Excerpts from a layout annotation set

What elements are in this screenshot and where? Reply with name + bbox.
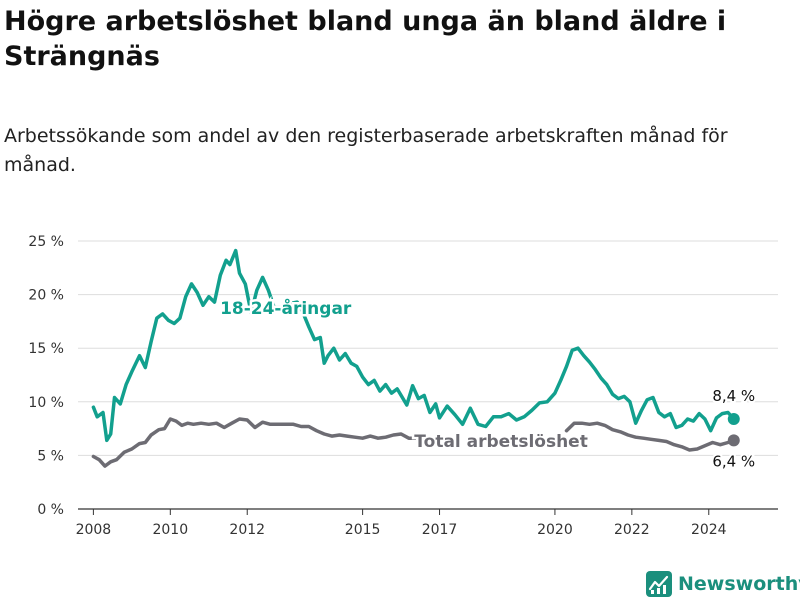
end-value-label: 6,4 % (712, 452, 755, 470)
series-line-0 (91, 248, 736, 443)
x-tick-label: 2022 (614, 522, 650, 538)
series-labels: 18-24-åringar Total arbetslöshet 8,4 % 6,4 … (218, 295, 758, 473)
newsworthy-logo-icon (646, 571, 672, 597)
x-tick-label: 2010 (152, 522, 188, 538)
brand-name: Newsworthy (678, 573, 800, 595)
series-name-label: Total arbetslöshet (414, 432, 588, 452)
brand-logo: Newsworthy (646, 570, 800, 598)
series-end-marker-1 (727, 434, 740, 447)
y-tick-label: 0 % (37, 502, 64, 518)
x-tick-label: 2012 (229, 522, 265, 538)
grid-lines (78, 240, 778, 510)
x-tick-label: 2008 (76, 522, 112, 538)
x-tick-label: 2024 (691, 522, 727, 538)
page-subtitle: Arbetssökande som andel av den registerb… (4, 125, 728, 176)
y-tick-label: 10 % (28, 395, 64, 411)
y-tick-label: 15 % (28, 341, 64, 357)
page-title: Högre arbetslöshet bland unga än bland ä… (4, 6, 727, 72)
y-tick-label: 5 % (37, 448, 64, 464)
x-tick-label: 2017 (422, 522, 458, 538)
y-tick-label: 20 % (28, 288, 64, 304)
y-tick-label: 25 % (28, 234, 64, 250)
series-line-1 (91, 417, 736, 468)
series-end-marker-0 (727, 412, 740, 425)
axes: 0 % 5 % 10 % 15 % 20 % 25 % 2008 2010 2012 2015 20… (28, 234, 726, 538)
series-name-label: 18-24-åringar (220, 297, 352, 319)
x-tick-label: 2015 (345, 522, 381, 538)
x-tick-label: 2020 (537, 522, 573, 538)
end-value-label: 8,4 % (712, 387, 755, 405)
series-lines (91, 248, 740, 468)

**Exercise details**.
Quote all of the material above word for word, leaving out the picture.

**Complete output**.
What elements are in this screenshot and where? Reply with name + bbox.
end-value-label: 6,4 % (712, 452, 755, 470)
series-line-0 (91, 248, 736, 443)
x-tick-label: 2022 (614, 522, 650, 538)
series-labels: 18-24-åringar Total arbetslöshet 8,4 % 6,4 … (218, 295, 758, 473)
newsworthy-logo-icon (646, 571, 672, 597)
x-tick-label: 2010 (152, 522, 188, 538)
brand-name: Newsworthy (678, 573, 800, 595)
series-name-label: Total arbetslöshet (414, 432, 588, 452)
brand-logo: Newsworthy (646, 570, 800, 598)
series-end-marker-1 (727, 434, 740, 447)
y-tick-label: 0 % (37, 502, 64, 518)
x-tick-label: 2012 (229, 522, 265, 538)
grid-lines (78, 240, 778, 510)
x-tick-label: 2008 (76, 522, 112, 538)
x-tick-label: 2024 (691, 522, 727, 538)
page-subtitle: Arbetssökande som andel av den registerb… (4, 125, 728, 176)
y-tick-label: 10 % (28, 395, 64, 411)
y-tick-label: 15 % (28, 341, 64, 357)
page-title: Högre arbetslöshet bland unga än bland ä… (4, 6, 727, 72)
y-tick-label: 5 % (37, 448, 64, 464)
x-tick-label: 2017 (422, 522, 458, 538)
y-tick-label: 20 % (28, 288, 64, 304)
y-tick-label: 25 % (28, 234, 64, 250)
series-line-1 (91, 417, 736, 468)
series-end-marker-0 (727, 412, 740, 425)
axes: 0 % 5 % 10 % 15 % 20 % 25 % 2008 2010 2012 2015 20… (28, 234, 726, 538)
series-name-label: 18-24-åringar (220, 297, 352, 319)
x-tick-label: 2015 (345, 522, 381, 538)
x-tick-label: 2020 (537, 522, 573, 538)
end-value-label: 8,4 % (712, 387, 755, 405)
series-lines (91, 248, 740, 468)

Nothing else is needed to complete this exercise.